- Task directions: Return each line of the records with nothing changed, pictures excepted.

- Information provided:
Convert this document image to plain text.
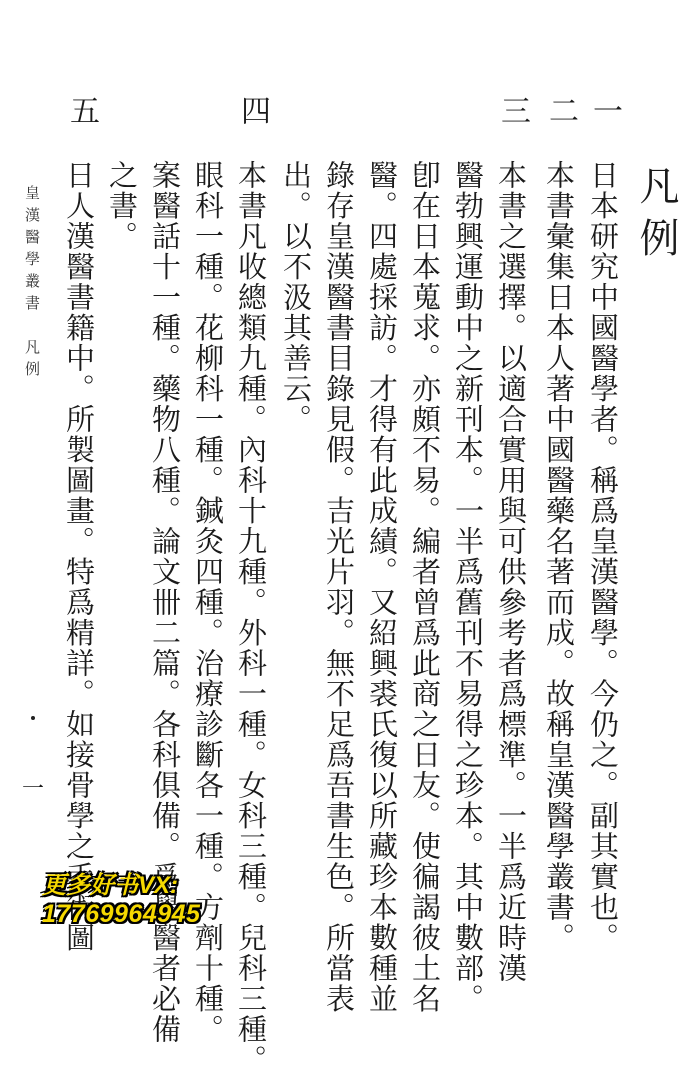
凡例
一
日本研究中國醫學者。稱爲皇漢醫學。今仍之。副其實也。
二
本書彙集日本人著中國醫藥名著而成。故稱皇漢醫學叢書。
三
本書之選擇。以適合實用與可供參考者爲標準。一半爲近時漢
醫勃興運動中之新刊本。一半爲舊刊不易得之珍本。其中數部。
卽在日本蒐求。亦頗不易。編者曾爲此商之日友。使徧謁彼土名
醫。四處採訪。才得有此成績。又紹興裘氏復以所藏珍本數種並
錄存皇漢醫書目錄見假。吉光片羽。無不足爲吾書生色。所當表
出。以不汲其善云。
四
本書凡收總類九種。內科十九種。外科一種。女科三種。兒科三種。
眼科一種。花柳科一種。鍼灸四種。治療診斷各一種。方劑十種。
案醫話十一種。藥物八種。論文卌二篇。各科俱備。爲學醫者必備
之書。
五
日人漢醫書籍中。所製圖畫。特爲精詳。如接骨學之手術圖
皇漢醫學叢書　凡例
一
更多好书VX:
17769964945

- Solved exercise:
Convert this document image to plain text.
凡例
一
日本研究中國醫學者。稱爲皇漢醫學。今仍之。副其實也。
二
本書彙集日本人著中國醫藥名著而成。故稱皇漢醫學叢書。
三
本書之選擇。以適合實用與可供參考者爲標準。一半爲近時漢
醫勃興運動中之新刊本。一半爲舊刊不易得之珍本。其中數部。
卽在日本蒐求。亦頗不易。編者曾爲此商之日友。使徧謁彼土名
醫。四處採訪。才得有此成績。又紹興裘氏復以所藏珍本數種並
錄存皇漢醫書目錄見假。吉光片羽。無不足爲吾書生色。所當表
出。以不汲其善云。
四
本書凡收總類九種。內科十九種。外科一種。女科三種。兒科三種。
眼科一種。花柳科一種。鍼灸四種。治療診斷各一種。方劑十種。
案醫話十一種。藥物八種。論文卌二篇。各科俱備。爲學醫者必備
之書。
五
日人漢醫書籍中。所製圖畫。特爲精詳。如接骨學之手術圖
皇漢醫學叢書　凡例
一
更多好书VX:
17769964945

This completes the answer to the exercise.